(Records from a collection of figures)
....
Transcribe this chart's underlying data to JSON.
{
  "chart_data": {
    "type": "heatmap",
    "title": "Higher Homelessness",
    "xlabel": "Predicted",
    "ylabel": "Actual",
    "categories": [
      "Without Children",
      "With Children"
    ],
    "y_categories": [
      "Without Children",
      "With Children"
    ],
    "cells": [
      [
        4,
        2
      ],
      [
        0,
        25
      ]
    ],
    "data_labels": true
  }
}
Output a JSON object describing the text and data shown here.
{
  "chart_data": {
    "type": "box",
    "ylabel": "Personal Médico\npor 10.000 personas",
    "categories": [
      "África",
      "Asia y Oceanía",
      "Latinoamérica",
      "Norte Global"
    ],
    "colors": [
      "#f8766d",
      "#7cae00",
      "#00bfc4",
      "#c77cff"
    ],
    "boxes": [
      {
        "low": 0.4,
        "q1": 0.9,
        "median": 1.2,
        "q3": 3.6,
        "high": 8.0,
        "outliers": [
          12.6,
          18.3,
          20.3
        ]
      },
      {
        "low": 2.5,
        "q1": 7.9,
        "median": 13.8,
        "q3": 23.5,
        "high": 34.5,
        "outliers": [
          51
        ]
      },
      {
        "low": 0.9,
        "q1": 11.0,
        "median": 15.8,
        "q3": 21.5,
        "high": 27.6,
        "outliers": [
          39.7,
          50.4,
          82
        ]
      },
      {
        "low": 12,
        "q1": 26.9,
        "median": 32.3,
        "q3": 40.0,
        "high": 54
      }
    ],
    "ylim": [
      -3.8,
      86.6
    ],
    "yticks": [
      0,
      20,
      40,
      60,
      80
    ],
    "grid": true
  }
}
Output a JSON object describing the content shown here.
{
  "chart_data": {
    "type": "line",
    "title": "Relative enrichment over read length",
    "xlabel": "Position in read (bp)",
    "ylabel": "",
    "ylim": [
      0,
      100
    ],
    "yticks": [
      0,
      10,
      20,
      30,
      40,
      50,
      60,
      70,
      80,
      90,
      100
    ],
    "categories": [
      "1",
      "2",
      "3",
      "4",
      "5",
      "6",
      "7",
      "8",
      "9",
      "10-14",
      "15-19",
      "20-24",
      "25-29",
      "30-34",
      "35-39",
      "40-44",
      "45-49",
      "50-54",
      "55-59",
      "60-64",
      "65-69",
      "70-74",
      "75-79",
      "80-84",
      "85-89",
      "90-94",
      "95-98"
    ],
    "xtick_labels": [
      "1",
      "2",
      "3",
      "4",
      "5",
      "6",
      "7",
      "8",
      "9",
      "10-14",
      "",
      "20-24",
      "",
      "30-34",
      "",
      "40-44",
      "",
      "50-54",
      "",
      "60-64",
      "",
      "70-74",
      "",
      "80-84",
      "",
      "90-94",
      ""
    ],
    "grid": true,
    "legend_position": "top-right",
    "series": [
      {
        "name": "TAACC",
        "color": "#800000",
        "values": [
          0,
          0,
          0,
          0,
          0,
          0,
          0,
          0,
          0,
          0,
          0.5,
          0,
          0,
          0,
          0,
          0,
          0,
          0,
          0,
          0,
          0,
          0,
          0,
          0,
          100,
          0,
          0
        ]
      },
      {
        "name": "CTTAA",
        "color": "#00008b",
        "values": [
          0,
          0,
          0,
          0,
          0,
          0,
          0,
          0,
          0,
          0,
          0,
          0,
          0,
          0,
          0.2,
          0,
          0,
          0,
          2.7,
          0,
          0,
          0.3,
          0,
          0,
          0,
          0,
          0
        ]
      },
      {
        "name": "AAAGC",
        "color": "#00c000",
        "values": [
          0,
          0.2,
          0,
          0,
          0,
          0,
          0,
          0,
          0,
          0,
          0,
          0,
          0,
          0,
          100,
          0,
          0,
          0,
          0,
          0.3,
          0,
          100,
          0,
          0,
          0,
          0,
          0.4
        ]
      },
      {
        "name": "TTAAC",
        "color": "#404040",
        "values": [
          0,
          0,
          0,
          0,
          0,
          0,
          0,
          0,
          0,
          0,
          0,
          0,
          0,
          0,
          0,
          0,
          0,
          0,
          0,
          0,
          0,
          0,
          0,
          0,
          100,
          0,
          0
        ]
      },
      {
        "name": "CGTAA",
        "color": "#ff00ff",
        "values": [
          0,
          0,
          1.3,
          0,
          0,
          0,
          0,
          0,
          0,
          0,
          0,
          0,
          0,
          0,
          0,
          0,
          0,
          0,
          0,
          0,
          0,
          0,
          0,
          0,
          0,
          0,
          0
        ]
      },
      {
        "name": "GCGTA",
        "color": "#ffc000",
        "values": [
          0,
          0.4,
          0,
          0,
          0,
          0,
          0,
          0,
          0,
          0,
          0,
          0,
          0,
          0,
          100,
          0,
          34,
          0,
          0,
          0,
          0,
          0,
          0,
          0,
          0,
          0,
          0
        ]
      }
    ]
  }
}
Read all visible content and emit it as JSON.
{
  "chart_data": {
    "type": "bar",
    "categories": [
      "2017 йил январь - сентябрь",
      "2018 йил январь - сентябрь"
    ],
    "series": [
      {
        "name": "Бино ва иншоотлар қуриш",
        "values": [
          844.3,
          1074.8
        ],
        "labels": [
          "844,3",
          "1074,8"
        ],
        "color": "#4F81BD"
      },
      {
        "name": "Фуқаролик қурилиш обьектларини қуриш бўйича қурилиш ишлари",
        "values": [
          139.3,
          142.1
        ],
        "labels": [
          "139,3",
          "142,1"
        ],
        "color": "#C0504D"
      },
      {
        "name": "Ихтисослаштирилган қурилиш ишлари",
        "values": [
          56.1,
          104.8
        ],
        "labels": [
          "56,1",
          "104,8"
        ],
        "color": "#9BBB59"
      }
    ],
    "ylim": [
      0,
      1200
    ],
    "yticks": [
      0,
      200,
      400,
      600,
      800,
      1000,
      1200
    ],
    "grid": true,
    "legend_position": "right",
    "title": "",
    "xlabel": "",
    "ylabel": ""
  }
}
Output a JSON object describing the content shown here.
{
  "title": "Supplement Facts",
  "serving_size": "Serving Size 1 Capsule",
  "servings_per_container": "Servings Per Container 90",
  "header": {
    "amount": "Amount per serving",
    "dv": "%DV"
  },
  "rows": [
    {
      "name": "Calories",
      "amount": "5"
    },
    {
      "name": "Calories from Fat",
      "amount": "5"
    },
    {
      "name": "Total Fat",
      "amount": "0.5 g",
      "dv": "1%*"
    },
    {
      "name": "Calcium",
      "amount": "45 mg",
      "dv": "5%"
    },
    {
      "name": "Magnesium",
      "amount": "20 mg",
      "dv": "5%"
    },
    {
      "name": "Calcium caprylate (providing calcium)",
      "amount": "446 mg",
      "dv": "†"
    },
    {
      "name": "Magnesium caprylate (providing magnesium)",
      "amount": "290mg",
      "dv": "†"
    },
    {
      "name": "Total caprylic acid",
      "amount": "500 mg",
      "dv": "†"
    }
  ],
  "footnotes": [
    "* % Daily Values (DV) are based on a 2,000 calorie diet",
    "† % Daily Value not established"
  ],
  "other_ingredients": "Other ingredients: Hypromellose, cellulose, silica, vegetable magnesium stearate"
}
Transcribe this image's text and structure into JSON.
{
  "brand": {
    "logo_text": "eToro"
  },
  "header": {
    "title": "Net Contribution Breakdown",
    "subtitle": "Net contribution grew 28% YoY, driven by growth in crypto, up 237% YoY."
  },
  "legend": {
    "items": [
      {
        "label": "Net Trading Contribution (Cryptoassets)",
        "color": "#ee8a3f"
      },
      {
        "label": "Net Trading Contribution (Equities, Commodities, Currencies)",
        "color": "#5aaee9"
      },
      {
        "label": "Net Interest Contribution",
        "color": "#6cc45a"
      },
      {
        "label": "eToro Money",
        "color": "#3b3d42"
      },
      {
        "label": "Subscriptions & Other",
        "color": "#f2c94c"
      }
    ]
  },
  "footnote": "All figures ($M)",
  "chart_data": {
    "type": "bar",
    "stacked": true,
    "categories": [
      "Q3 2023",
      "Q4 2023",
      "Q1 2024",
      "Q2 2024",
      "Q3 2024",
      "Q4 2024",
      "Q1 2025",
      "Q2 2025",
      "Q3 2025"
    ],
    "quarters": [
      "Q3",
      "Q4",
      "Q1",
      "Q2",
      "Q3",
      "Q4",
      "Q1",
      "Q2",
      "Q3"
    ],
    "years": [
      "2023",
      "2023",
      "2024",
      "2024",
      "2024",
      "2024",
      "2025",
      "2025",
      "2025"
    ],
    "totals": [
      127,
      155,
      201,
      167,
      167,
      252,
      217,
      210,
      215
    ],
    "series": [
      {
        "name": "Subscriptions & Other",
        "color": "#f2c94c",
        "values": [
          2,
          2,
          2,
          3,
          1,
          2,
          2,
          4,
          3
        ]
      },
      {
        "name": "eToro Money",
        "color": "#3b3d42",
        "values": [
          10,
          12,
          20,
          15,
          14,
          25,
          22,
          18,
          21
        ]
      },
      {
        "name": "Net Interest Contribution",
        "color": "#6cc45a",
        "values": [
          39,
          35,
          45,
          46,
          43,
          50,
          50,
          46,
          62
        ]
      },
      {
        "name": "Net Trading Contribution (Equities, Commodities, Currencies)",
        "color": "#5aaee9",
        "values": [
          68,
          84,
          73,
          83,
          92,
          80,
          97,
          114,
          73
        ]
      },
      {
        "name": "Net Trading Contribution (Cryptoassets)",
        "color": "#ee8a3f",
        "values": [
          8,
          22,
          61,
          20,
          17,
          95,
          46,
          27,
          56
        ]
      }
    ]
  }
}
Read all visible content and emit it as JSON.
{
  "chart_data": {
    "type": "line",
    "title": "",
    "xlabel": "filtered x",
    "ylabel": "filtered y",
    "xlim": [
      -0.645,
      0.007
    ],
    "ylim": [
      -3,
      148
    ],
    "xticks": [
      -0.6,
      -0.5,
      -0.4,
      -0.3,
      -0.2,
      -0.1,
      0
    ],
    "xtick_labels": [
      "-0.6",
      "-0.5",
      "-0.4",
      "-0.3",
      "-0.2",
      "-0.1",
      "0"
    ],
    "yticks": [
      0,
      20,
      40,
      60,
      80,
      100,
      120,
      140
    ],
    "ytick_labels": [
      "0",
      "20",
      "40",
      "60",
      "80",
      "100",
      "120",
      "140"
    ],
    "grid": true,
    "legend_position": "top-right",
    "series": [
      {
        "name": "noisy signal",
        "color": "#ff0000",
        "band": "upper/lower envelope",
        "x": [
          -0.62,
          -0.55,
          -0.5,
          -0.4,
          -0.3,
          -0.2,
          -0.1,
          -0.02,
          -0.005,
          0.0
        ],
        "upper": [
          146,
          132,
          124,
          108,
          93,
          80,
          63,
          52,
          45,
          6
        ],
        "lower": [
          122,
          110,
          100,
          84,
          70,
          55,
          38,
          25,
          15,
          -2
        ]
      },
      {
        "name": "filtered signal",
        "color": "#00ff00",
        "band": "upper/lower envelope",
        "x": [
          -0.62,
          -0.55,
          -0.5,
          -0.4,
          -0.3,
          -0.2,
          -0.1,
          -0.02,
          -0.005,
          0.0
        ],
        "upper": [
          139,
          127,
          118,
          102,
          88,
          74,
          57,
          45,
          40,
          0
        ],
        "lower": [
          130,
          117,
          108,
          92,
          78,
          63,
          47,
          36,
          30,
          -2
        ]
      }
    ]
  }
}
....
- [REQUIREMENT]:
What is the number of lines in the listing above that contain the string "Cryptoassets"? Give only the number.

- [RESPONSE]:
2